Using the records below, please work out how many lines contain "name"; answer with the number alone.

Entries provided
⁂
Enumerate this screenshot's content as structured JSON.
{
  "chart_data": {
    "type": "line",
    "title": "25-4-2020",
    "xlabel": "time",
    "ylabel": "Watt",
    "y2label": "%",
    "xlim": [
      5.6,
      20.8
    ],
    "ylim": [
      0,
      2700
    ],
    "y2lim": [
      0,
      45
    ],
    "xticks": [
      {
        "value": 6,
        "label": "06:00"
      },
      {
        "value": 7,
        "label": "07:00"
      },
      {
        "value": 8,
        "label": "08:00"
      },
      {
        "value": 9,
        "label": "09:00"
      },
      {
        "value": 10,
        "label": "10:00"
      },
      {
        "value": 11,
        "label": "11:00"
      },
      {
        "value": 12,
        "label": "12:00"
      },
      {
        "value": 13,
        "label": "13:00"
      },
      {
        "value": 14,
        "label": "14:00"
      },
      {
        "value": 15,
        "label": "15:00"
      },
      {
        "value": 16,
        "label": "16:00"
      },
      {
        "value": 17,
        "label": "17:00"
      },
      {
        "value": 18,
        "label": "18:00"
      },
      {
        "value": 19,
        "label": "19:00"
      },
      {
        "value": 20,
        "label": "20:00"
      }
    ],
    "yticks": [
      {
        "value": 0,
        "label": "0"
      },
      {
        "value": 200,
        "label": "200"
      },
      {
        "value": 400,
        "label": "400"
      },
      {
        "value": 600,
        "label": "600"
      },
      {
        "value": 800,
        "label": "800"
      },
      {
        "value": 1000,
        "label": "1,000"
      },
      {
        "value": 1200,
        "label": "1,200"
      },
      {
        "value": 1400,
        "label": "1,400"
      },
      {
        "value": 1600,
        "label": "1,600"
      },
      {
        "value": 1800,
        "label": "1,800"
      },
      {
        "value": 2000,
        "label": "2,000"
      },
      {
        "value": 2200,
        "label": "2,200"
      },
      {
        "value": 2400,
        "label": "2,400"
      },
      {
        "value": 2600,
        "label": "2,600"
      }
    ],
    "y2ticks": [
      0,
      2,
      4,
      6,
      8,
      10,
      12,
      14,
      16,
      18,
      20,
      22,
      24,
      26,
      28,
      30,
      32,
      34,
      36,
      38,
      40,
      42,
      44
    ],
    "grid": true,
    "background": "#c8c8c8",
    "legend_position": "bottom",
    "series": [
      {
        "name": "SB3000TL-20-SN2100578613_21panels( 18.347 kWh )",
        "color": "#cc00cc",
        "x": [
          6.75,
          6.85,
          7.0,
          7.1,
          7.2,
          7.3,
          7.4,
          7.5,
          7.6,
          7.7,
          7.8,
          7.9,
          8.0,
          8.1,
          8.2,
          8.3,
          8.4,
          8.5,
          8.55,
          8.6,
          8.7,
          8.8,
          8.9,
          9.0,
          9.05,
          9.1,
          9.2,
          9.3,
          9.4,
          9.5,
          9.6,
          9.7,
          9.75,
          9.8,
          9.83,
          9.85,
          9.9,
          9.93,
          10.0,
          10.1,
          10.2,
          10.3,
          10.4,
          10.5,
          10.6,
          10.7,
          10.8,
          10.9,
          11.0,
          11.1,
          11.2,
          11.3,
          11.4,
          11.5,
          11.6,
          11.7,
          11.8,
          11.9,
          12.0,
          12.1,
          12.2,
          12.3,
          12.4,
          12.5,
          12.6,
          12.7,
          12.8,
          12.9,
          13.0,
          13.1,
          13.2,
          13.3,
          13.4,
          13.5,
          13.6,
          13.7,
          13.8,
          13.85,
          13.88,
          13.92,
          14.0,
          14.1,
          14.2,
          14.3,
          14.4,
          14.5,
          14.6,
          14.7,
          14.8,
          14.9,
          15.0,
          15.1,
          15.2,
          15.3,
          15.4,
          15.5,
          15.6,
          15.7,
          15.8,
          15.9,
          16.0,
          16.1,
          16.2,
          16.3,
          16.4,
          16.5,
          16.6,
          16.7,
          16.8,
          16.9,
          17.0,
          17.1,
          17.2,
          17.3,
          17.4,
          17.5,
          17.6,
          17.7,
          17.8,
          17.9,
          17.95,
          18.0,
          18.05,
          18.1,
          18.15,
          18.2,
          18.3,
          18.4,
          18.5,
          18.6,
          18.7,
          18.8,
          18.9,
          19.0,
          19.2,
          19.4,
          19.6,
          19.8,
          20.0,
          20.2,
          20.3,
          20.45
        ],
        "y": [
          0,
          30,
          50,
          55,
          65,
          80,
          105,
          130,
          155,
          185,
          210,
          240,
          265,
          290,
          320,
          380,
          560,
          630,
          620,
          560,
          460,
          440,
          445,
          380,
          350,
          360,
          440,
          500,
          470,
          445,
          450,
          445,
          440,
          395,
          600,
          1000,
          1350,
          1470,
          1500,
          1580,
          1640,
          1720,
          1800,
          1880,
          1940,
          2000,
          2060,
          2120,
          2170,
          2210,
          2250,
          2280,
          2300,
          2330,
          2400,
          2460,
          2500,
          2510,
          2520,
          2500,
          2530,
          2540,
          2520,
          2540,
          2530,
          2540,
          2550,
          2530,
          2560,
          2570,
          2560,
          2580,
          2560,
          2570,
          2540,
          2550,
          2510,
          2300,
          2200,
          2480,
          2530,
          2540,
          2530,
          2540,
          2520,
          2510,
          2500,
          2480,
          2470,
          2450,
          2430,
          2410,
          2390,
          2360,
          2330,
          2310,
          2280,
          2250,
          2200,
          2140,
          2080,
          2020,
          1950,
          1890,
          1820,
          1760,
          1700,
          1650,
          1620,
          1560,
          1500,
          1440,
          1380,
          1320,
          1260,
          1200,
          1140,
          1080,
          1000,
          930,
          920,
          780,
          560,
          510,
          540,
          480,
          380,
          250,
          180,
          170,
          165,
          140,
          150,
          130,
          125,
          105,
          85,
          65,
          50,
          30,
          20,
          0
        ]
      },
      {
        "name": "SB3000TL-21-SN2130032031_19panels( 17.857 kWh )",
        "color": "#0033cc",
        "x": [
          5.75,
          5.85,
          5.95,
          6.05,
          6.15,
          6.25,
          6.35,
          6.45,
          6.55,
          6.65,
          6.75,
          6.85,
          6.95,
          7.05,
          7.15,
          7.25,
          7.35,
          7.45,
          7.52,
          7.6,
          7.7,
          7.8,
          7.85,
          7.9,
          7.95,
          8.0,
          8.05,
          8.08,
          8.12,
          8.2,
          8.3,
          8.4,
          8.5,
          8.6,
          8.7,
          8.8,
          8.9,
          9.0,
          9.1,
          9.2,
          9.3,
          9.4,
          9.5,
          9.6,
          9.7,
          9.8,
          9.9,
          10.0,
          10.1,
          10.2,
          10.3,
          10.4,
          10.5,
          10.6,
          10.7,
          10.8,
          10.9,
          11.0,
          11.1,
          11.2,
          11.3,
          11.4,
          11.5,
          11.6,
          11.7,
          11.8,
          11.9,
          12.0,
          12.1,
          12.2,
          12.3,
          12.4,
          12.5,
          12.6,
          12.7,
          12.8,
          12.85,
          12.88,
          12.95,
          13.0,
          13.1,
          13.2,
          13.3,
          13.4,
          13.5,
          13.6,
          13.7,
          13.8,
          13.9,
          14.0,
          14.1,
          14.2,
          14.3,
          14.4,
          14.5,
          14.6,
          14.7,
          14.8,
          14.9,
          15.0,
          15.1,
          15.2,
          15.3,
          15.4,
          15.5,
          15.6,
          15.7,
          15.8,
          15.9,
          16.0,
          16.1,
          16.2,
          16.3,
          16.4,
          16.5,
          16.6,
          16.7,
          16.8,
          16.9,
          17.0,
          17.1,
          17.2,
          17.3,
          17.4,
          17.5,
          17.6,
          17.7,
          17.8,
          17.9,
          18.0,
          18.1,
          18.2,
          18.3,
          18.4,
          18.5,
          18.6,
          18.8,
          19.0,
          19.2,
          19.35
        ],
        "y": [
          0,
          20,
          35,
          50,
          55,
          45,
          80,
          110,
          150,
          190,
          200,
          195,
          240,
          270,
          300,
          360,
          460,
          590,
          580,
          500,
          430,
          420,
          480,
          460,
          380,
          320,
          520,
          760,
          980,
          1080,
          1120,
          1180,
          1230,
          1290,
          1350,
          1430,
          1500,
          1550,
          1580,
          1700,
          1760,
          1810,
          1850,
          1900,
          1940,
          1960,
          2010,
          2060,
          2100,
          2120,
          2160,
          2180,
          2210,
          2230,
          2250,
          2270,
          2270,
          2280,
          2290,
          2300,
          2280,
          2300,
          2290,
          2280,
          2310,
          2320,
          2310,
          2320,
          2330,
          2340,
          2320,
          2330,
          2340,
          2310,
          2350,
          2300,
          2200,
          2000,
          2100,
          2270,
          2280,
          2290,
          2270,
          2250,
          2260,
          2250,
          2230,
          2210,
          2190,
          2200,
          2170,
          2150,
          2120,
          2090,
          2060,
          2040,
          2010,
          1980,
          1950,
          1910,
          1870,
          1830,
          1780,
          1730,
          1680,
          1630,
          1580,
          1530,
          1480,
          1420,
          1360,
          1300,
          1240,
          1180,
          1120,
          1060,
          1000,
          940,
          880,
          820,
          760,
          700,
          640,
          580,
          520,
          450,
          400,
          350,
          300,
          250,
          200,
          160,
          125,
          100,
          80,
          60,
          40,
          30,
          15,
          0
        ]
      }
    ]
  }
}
⁂
Solution to the exercise
2